=== Textauszug ===
• • •

Der Optimismus unter den Anlegern ist aktuell kaum zu übersehen. In einem kürzlich veröffentlichten Bericht haben wir uns die Renditeerwartungen für das kommende Jahr genauer angesehen, die auf dem Sentiment-Index des Conference Board basieren. Dabei zeigt sich:
"Das Vertrauen der Verbraucher in höhere Aktienkurse im nächsten Jahr bleibt nach den Steuersenkungen von Trump im Jahr 2017 auf dem höchsten Stand seit 2018." (Wichtig: Diese Umfrage wurde noch vor der Präsidentschaftswahl durchgeführt.)
Wir haben uns zudem die Aktieninvestitionen privater Haushalte angesehen, die laut Daten der Federal Reserve aktuell auf einem Rekordniveau liegen.
In diesem Bericht haben wir auch auf das Risiko hingewiesen, das mit einem hohen Maß an Überschwang der Anleger verbunden ist.
"Risiko ist nicht immer das, was es auf den ersten Blick scheint. Oft ist der Markt gerade dann am riskantesten, wenn er den Anschein von Sicherheit vermittelt. Überlegen Sie einmal: Wenn die Märkte stabil erscheinen und das Vertrauen der Anleger hoch ist, neigen viele dazu, größere Risiken einzugehen. Dies kann zu überhitzten Märkten und letztlich zu Blasen und scharfen Einbrüchen führen."

• • •

=== Auflistung ===
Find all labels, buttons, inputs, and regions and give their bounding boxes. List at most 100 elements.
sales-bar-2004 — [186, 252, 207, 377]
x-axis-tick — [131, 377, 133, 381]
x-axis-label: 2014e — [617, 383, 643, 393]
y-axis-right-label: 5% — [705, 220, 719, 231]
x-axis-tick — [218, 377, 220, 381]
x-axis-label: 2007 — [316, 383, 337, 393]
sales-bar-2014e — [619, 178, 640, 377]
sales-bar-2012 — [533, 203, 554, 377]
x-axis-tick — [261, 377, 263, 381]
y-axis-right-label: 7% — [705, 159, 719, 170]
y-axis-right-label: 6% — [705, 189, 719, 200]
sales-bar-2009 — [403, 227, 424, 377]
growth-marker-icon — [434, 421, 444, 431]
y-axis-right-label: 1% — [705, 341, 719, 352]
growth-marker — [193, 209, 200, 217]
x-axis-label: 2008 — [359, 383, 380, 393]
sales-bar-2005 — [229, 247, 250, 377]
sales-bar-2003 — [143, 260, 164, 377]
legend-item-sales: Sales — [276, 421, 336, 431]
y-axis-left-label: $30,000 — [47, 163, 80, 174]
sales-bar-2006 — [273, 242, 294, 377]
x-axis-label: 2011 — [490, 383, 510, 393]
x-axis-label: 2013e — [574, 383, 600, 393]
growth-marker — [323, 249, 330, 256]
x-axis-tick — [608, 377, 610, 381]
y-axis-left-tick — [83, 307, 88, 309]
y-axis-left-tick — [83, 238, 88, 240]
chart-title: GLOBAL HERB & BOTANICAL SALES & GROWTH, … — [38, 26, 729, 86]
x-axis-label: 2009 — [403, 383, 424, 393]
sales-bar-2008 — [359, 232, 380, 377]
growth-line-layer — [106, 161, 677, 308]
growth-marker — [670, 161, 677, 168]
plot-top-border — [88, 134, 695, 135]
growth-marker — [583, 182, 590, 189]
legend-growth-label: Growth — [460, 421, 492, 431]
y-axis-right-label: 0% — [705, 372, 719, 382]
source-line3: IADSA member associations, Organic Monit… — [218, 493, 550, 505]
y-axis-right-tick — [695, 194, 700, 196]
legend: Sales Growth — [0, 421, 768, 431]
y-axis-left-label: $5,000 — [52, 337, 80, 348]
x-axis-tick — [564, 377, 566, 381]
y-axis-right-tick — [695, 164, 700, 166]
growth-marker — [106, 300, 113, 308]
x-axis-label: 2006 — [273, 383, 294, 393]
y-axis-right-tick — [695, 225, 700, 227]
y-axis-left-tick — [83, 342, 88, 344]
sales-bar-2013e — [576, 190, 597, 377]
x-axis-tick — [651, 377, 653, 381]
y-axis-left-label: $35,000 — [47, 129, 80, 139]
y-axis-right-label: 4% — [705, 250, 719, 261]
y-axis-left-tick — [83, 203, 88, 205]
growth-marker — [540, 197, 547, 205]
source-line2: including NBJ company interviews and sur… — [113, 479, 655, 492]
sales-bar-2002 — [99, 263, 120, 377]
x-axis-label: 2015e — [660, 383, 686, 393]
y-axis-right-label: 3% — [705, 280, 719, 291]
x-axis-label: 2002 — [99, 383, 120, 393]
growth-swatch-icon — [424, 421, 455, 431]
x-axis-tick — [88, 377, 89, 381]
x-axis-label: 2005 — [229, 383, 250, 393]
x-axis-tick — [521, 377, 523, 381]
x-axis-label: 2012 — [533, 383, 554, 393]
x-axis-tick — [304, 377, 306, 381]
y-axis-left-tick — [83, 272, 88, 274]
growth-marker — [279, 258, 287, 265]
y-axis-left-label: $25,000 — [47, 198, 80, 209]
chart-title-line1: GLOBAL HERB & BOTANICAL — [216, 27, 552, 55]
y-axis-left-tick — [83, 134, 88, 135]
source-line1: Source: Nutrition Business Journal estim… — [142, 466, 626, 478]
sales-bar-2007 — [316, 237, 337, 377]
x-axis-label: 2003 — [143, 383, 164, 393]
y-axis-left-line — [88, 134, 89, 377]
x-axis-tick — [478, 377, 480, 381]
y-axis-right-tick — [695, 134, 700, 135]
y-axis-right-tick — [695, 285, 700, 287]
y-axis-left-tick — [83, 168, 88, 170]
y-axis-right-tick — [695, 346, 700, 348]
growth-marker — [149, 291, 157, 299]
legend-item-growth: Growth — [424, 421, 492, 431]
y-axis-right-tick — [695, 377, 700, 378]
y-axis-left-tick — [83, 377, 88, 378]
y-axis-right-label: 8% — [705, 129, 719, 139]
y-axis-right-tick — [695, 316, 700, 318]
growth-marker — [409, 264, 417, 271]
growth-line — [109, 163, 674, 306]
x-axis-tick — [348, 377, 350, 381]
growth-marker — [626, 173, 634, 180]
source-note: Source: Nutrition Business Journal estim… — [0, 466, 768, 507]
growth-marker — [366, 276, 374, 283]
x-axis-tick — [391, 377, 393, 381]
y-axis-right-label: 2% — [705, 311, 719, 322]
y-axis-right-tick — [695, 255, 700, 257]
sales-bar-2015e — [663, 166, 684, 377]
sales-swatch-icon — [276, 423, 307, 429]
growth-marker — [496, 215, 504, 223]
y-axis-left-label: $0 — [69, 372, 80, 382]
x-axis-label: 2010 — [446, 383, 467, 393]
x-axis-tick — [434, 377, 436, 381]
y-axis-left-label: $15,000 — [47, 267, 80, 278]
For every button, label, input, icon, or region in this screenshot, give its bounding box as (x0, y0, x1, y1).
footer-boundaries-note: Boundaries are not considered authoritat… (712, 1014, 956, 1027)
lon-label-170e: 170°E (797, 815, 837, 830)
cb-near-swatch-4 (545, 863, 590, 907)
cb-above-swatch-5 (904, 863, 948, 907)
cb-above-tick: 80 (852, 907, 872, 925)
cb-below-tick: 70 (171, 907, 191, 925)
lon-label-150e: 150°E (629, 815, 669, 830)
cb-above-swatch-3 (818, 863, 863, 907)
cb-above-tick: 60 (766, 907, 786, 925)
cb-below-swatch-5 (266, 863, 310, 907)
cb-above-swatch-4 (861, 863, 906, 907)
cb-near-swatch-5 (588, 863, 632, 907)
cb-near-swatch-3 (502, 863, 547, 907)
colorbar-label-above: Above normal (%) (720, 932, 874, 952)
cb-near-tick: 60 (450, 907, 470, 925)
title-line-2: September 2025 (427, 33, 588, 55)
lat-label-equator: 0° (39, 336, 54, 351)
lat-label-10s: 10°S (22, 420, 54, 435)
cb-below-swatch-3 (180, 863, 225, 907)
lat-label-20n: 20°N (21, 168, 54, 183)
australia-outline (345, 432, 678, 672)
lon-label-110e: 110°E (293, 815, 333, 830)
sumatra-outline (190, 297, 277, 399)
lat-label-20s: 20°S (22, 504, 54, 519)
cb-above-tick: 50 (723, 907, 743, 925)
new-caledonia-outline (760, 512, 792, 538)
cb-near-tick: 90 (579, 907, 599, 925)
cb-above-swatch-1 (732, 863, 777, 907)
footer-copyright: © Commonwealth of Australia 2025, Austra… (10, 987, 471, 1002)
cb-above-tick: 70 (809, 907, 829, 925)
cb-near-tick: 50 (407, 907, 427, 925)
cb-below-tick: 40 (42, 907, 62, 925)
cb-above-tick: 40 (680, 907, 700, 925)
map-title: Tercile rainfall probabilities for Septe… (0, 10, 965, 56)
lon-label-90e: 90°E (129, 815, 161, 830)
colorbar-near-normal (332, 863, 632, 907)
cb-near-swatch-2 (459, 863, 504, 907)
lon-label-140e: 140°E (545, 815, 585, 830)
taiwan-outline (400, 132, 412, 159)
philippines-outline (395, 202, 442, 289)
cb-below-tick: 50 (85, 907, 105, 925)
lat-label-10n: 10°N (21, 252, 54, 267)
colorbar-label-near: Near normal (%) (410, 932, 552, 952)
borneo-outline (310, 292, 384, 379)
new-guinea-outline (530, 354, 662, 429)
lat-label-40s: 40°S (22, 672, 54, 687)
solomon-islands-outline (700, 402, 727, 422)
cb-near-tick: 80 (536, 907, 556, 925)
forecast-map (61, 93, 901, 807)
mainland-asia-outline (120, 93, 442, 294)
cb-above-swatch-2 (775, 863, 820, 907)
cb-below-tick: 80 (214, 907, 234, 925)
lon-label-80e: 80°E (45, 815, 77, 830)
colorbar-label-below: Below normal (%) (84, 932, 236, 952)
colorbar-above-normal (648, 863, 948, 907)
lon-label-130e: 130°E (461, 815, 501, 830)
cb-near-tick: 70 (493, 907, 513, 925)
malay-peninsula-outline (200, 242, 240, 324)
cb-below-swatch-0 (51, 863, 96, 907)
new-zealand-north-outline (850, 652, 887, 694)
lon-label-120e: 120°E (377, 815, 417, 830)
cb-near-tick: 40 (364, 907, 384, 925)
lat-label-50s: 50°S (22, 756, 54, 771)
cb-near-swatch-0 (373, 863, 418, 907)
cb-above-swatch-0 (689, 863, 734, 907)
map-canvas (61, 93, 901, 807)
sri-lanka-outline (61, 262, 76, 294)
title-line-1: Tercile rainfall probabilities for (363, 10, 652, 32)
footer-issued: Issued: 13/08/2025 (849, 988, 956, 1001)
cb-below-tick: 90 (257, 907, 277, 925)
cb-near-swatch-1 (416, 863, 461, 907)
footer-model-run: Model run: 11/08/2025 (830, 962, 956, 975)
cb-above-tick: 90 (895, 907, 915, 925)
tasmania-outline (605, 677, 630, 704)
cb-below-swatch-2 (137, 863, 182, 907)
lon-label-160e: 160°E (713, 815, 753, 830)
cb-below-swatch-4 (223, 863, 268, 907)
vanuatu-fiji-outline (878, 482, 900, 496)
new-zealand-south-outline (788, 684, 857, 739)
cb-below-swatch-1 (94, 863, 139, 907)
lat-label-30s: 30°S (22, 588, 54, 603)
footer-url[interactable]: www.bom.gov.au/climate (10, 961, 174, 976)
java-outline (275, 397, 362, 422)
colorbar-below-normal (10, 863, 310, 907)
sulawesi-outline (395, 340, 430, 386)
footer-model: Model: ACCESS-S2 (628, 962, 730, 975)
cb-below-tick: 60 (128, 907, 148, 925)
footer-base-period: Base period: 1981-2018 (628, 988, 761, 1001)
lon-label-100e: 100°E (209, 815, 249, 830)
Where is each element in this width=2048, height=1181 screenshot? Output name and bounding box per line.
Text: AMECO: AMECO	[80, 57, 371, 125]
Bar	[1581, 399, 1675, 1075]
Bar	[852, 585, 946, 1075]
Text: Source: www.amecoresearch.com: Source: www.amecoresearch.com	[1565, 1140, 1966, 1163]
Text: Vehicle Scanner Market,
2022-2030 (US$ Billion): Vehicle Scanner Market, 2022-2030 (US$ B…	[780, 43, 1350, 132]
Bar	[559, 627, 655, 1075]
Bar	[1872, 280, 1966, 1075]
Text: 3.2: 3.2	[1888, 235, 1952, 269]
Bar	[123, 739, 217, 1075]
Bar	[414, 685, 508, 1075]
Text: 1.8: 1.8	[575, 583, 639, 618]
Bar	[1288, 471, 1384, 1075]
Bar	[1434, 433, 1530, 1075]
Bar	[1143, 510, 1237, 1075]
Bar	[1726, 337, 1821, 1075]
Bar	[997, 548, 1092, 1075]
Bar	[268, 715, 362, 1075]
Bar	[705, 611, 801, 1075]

• • •

=== Aufgabe 1 ===
Beantworten Sie anhand des Textauszugs die folgenden Fragen:
(a) Auf welchem Index beruhen die im Bericht betrachteten Renditeerwartungen für das kommende Jahr?
(b) Laut wessen Daten liegen die Aktieninvestitionen privater Haushalte aktuell auf einem Rekordniveau?
(c) Wann ist der Markt laut dem Zitat oft am riskantesten?
=== Aufgabe 2 ===
Schreiben Sie den Abschnitt des Textauszugs neu, der mit den Worten „Der Optimismus unter“ beginnt und mit „einem Rekordniveau liegen.“ endet, und ersetzen Sie darin „Verbraucher“ durch „Konsumenten“.

=== Musterlösung 1 ===
(a) Auf dem Sentiment-Index des Conference Board.
(b) Laut Daten der Federal Reserve.
(c) Gerade dann, wenn er den Anschein von Sicherheit vermittelt.

=== Musterlösung 2 ===
Der Optimismus unter den Anlegern ist aktuell kaum zu übersehen. In einem kürzlich veröffentlichten Bericht haben wir uns die Renditeerwartungen für das kommende Jahr genauer angesehen, die auf dem Sentiment-Index des Conference Board basieren. Dabei zeigt sich:
"Das Vertrauen der Konsumenten in höhere Aktienkurse im nächsten Jahr bleibt nach den Steuersenkungen von Trump im Jahr 2017 auf dem höchsten Stand seit 2018." (Wichtig: Diese Umfrage wurde noch vor der Präsidentschaftswahl durchgeführt.)
Wir haben uns zudem die Aktieninvestitionen privater Haushalte angesehen, die laut Daten der Federal Reserve aktuell auf einem Rekordniveau liegen.